Given instruction →
Give only one thing: the number of lines that include the word "model".
______________________________
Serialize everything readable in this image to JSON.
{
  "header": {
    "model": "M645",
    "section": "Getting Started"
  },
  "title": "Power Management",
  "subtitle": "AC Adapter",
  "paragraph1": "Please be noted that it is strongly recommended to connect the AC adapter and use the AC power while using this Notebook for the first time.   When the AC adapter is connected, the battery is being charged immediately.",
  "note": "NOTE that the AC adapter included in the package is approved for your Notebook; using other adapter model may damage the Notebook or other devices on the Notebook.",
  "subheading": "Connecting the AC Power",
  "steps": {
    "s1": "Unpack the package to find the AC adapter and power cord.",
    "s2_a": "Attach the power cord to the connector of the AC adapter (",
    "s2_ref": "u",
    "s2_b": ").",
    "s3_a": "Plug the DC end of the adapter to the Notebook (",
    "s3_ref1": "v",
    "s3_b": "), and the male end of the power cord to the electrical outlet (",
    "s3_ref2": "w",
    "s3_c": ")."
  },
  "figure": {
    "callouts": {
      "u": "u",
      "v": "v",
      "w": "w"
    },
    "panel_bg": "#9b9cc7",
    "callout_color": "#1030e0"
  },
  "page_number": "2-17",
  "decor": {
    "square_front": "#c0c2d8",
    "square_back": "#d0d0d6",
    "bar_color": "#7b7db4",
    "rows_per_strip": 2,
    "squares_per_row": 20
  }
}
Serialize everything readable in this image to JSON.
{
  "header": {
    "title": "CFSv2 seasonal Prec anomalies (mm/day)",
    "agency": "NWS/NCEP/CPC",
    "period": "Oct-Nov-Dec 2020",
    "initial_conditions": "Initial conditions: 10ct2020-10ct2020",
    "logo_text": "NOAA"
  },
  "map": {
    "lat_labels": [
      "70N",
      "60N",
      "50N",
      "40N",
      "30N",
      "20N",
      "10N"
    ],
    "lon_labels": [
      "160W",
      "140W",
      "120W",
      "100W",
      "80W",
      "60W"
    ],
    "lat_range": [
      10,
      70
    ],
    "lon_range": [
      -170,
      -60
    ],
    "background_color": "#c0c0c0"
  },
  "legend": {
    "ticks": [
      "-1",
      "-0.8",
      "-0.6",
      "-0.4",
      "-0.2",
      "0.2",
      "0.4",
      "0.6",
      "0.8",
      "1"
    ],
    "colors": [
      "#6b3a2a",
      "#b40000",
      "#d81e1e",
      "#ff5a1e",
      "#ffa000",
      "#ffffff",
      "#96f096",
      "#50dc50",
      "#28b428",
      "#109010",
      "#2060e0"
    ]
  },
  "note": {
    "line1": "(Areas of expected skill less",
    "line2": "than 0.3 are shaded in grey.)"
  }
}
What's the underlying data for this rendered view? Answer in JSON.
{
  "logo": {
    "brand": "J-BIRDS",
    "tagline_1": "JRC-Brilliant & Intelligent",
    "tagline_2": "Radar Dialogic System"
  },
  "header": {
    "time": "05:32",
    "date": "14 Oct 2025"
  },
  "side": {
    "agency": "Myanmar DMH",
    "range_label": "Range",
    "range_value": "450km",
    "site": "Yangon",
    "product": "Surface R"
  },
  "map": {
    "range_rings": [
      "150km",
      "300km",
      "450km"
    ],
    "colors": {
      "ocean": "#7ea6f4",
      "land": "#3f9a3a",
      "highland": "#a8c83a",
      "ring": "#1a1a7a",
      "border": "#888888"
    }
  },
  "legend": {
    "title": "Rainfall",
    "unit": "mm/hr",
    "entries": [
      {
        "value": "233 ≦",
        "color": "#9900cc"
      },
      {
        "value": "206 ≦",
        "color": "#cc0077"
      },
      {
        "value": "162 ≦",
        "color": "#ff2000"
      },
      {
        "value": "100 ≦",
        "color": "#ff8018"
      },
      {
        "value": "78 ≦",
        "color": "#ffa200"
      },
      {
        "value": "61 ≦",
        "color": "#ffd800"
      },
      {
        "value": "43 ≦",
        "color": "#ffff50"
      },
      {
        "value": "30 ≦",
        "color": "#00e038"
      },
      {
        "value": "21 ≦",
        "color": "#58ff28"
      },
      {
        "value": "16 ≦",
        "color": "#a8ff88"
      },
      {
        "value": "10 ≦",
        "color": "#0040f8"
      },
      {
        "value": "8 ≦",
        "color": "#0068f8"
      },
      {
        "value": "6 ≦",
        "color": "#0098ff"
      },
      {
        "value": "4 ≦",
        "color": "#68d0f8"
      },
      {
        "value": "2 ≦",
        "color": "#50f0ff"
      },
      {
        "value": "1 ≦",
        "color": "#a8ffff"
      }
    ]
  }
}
______________________________
Response to this task →
2